## [What to work on]
Are you able to retype all the records below exactly?

## [Input]
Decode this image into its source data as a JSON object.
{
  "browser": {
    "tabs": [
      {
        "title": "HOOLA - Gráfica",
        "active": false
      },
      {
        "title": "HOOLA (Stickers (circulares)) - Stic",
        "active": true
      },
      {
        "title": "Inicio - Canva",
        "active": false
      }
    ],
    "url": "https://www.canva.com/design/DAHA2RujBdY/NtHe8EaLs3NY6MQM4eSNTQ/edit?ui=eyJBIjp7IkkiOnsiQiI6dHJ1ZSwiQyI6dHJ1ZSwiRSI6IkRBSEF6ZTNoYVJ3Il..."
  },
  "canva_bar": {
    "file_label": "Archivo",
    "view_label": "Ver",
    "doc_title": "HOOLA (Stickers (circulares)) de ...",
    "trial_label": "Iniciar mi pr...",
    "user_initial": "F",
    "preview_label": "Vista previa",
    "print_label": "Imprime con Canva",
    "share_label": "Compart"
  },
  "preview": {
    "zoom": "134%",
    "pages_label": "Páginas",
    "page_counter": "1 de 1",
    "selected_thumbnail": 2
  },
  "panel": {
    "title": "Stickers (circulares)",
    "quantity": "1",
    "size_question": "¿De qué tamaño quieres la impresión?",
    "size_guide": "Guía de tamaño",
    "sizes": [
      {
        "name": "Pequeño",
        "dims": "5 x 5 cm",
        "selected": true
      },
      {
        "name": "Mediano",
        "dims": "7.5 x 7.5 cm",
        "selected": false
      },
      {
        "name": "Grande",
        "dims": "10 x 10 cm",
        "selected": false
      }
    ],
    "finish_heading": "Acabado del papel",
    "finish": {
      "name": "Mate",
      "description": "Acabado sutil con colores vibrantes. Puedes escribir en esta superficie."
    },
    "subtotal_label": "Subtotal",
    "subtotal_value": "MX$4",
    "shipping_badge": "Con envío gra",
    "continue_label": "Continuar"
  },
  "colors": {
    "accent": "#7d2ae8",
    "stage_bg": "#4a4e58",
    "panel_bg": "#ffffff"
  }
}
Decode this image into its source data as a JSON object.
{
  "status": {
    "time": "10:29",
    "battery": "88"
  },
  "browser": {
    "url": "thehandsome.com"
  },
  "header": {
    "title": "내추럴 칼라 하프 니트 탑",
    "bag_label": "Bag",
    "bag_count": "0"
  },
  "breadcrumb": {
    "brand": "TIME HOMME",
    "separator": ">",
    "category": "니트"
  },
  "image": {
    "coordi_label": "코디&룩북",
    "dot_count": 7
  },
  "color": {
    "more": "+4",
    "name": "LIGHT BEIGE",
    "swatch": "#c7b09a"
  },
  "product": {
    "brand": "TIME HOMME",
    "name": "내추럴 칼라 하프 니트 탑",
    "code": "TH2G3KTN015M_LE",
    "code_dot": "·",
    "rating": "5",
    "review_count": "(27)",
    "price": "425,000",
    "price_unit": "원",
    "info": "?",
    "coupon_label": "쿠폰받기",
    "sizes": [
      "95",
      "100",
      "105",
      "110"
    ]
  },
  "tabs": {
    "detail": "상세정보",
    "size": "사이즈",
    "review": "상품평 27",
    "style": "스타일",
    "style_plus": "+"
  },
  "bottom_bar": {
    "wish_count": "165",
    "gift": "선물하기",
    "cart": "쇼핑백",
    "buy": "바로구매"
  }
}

## [Exercise answer]
Decode this image into its source data as a JSON object.
{
  "browser": {
    "tabs": [
      {
        "title": "HOOLA - Gráfica",
        "active": false
      },
      {
        "title": "HOOLA (Stickers (circulares)) - Stic",
        "active": true
      },
      {
        "title": "Inicio - Canva",
        "active": false
      }
    ],
    "url": "https://www.canva.com/design/DAHA2RujBdY/NtHe8EaLs3NY6MQM4eSNTQ/edit?ui=eyJBIjp7IkkiOnsiQiI6dHJ1ZSwiQyI6dHJ1ZSwiRSI6IkRBSEF6ZTNoYVJ3Il..."
  },
  "canva_bar": {
    "file_label": "Archivo",
    "view_label": "Ver",
    "doc_title": "HOOLA (Stickers (circulares)) de ...",
    "trial_label": "Iniciar mi pr...",
    "user_initial": "F",
    "preview_label": "Vista previa",
    "print_label": "Imprime con Canva",
    "share_label": "Compart"
  },
  "preview": {
    "zoom": "134%",
    "pages_label": "Páginas",
    "page_counter": "1 de 1",
    "selected_thumbnail": 2
  },
  "panel": {
    "title": "Stickers (circulares)",
    "quantity": "1",
    "size_question": "¿De qué tamaño quieres la impresión?",
    "size_guide": "Guía de tamaño",
    "sizes": [
      {
        "name": "Pequeño",
        "dims": "5 x 5 cm",
        "selected": true
      },
      {
        "name": "Mediano",
        "dims": "7.5 x 7.5 cm",
        "selected": false
      },
      {
        "name": "Grande",
        "dims": "10 x 10 cm",
        "selected": false
      }
    ],
    "finish_heading": "Acabado del papel",
    "finish": {
      "name": "Mate",
      "description": "Acabado sutil con colores vibrantes. Puedes escribir en esta superficie."
    },
    "subtotal_label": "Subtotal",
    "subtotal_value": "MX$4",
    "shipping_badge": "Con envío gra",
    "continue_label": "Continuar"
  },
  "colors": {
    "accent": "#7d2ae8",
    "stage_bg": "#4a4e58",
    "panel_bg": "#ffffff"
  }
}
Decode this image into its source data as a JSON object.
{
  "status": {
    "time": "10:29",
    "battery": "88"
  },
  "browser": {
    "url": "thehandsome.com"
  },
  "header": {
    "title": "내추럴 칼라 하프 니트 탑",
    "bag_label": "Bag",
    "bag_count": "0"
  },
  "breadcrumb": {
    "brand": "TIME HOMME",
    "separator": ">",
    "category": "니트"
  },
  "image": {
    "coordi_label": "코디&룩북",
    "dot_count": 7
  },
  "color": {
    "more": "+4",
    "name": "LIGHT BEIGE",
    "swatch": "#c7b09a"
  },
  "product": {
    "brand": "TIME HOMME",
    "name": "내추럴 칼라 하프 니트 탑",
    "code": "TH2G3KTN015M_LE",
    "code_dot": "·",
    "rating": "5",
    "review_count": "(27)",
    "price": "425,000",
    "price_unit": "원",
    "info": "?",
    "coupon_label": "쿠폰받기",
    "sizes": [
      "95",
      "100",
      "105",
      "110"
    ]
  },
  "tabs": {
    "detail": "상세정보",
    "size": "사이즈",
    "review": "상품평 27",
    "style": "스타일",
    "style_plus": "+"
  },
  "bottom_bar": {
    "wish_count": "165",
    "gift": "선물하기",
    "cart": "쇼핑백",
    "buy": "바로구매"
  }
}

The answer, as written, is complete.